*Short problem 1*: In the forum thread about funnel and elastic hashing, which of the two algorithms is called greedy?
*Short problem 2*: Reproduce the part of the hashing forum thread between "Actually they propose" and "than greedy algorithms.", inclusive.
*Short problem 3*: Carry the forum thread on funnel and elastic hashing forward from its last comment.

*Passage shown*:

Ok, big shout out to monort [0] for the link to the video [1]. This is just a qu...

conaclos · on Feb 11, 2025

Actually they propose two algorithms: Funnel Hashing and Elastic Hashing. Funnel Hashing is "greedy" and defeats the Yao's conjecture that concerns greedy hash mechanisms. Elastic Hashing is "non-greedy" and provides a better amortized time than greedy algorithms.

golly_ned · on Feb 11, 2025

That it circumvents Yao’s conjecture by being non-greedy contradicts the article. Is the article wrong or is your understanding of the paper? I don’t know, just want to see if you’re noticing something the article’s authors don’t know.

abetusk · on Feb 11, 2025

Can you elaborate?

From the article:

> Farach-Colton, Krapivin and Kuszmaul wanted to see if that same limit also applied to non-greedy hash tables. They showed that it did not by providing a counterexample, a non-greedy hash table with an average query time that’s much, much better than log x.

cma · on Feb 11, 2025

Sibling comment above says funnel hashing is greedy, elastic hashing was the non-greedy method that did even better.

*Data entries*:
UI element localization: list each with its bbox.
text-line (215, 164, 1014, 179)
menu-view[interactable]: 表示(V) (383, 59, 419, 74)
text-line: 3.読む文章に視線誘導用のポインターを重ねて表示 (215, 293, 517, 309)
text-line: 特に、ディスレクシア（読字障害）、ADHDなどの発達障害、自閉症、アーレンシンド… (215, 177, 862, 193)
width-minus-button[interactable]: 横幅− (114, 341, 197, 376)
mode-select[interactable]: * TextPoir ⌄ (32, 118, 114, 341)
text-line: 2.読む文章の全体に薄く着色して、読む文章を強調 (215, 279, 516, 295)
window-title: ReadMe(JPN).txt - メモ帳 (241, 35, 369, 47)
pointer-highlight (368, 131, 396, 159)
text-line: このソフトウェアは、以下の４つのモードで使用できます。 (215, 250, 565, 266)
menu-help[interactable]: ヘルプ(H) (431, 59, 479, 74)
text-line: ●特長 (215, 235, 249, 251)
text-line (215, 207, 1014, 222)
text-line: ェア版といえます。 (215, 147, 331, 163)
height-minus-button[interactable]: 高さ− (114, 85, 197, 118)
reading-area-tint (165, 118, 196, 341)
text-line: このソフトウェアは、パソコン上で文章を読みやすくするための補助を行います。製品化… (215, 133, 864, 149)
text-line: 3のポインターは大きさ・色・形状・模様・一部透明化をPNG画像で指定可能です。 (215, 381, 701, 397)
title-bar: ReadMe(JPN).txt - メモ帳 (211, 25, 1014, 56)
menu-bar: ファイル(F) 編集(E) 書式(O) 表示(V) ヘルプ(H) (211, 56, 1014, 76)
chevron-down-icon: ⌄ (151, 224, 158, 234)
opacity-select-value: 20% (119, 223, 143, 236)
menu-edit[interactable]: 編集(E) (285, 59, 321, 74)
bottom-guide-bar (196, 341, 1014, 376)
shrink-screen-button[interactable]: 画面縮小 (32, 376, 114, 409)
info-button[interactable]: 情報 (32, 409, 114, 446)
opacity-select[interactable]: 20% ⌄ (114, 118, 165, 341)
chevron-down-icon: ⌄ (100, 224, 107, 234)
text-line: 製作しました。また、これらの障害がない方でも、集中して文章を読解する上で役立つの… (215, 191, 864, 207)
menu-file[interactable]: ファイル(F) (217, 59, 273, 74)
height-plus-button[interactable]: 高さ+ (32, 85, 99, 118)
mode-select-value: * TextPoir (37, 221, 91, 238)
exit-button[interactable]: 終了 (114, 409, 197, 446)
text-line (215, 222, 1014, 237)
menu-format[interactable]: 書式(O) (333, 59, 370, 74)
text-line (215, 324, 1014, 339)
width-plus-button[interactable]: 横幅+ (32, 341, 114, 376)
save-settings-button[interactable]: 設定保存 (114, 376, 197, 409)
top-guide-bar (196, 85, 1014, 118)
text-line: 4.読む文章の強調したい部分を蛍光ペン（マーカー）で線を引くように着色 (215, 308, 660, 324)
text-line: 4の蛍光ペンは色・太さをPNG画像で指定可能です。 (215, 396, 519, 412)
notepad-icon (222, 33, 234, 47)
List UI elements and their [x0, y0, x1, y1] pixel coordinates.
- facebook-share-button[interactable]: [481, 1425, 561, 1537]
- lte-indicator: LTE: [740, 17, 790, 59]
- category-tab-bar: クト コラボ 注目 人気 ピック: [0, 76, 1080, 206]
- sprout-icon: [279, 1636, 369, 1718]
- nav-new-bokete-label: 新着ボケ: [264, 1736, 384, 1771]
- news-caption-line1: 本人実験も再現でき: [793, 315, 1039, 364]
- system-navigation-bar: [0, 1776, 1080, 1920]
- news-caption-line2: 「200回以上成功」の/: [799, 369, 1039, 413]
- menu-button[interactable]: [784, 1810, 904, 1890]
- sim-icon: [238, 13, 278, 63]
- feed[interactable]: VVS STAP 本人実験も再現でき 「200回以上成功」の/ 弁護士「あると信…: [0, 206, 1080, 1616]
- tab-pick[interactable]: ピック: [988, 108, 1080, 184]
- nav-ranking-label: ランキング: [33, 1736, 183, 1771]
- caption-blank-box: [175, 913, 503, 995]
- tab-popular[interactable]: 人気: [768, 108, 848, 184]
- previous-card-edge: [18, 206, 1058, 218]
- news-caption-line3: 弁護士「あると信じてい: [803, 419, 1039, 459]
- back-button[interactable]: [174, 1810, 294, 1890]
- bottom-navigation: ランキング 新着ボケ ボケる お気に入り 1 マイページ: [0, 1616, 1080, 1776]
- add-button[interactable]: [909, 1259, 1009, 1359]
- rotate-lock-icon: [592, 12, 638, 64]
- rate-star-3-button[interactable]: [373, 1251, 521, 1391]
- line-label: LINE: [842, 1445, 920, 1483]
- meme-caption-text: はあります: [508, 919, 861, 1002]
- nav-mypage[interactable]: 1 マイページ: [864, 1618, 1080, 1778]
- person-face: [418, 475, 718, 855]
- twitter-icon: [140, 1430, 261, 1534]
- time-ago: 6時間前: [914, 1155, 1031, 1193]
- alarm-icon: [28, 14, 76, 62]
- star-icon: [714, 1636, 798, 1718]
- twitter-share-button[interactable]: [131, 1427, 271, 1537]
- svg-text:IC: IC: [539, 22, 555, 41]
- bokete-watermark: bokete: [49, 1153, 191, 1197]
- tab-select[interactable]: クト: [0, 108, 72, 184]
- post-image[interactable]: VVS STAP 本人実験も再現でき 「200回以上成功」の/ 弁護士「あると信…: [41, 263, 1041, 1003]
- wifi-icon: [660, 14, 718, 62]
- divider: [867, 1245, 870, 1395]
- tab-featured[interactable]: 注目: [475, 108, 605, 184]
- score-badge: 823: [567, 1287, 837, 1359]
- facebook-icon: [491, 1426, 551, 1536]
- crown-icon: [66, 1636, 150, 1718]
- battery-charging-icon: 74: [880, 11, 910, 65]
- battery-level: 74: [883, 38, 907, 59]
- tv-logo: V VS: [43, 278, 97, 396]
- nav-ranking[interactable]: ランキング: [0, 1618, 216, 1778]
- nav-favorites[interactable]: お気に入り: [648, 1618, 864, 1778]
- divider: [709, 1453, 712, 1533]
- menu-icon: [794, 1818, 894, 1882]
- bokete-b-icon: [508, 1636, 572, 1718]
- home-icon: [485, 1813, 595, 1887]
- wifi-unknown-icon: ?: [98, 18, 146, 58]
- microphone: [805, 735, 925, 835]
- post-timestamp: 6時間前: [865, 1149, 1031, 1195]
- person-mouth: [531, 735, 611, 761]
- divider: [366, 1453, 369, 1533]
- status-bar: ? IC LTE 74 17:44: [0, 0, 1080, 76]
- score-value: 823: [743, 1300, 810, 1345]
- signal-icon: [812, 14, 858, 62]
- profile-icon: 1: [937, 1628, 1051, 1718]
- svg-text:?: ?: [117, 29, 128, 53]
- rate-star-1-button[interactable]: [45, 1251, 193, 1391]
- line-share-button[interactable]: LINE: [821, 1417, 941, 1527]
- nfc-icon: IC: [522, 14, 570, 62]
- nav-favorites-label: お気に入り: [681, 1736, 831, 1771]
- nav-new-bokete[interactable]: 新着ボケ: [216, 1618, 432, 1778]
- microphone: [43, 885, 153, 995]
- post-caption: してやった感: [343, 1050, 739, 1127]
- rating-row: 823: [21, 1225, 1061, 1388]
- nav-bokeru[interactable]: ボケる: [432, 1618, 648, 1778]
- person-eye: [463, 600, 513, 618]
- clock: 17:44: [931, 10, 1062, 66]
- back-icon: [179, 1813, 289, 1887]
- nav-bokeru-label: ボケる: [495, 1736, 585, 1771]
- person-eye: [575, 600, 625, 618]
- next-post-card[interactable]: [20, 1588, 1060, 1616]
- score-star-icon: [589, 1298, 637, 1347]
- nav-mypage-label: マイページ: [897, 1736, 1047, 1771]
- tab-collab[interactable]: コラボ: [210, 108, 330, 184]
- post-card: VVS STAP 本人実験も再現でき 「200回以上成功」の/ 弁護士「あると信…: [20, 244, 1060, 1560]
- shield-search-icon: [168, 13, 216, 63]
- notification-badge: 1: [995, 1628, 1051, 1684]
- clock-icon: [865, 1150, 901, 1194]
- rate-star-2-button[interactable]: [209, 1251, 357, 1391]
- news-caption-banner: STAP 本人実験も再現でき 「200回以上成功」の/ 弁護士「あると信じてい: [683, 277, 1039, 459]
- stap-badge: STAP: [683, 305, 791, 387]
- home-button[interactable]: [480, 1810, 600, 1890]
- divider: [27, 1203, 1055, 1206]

*Task result 1*: Funnel Hashing

*Task result 2*:
Actually they propose two algorithms: Funnel Hashing and Elastic Hashing. Funnel Hashing is "greedy" and defeats the Yao's conjecture that concerns greedy hash mechanisms. Elastic Hashing is "non-greedy" and provides a better amortized time than greedy algorithms.

*Task result 3*:
bajsejohannes · on Feb 11, 2025

One thing I don't understand from watching the video, is what happens in the (very rare) case that you get collisions all the way down the funnel. I assume this is related to the "One special final level to catch a few keys" (around 14:41 in the video), but given that it has to be fixed size, this can also get full. What do you do in that case?

kaathewise · on Feb 11, 2025

The dereference table allows allocations to fail:

https://arxiv.org/pdf/2501.02305#:~:text=If%20both%20buckets...

(the text fragment doesn't seem to work in a PDF, it's the 12th page, first paragraph)

bajsejohannes · on Feb 11, 2025

Thanks! So I guess the best recourse then is to resize the table? Seems like it should be part of the analysis, even if it's low probability of it happening. I haven't read the paper, though, so no strong opinion here...

(By the way, the text fragment does works somewhat in Firefox. Not on the first load, but if load it, then focus the URL field and press enter)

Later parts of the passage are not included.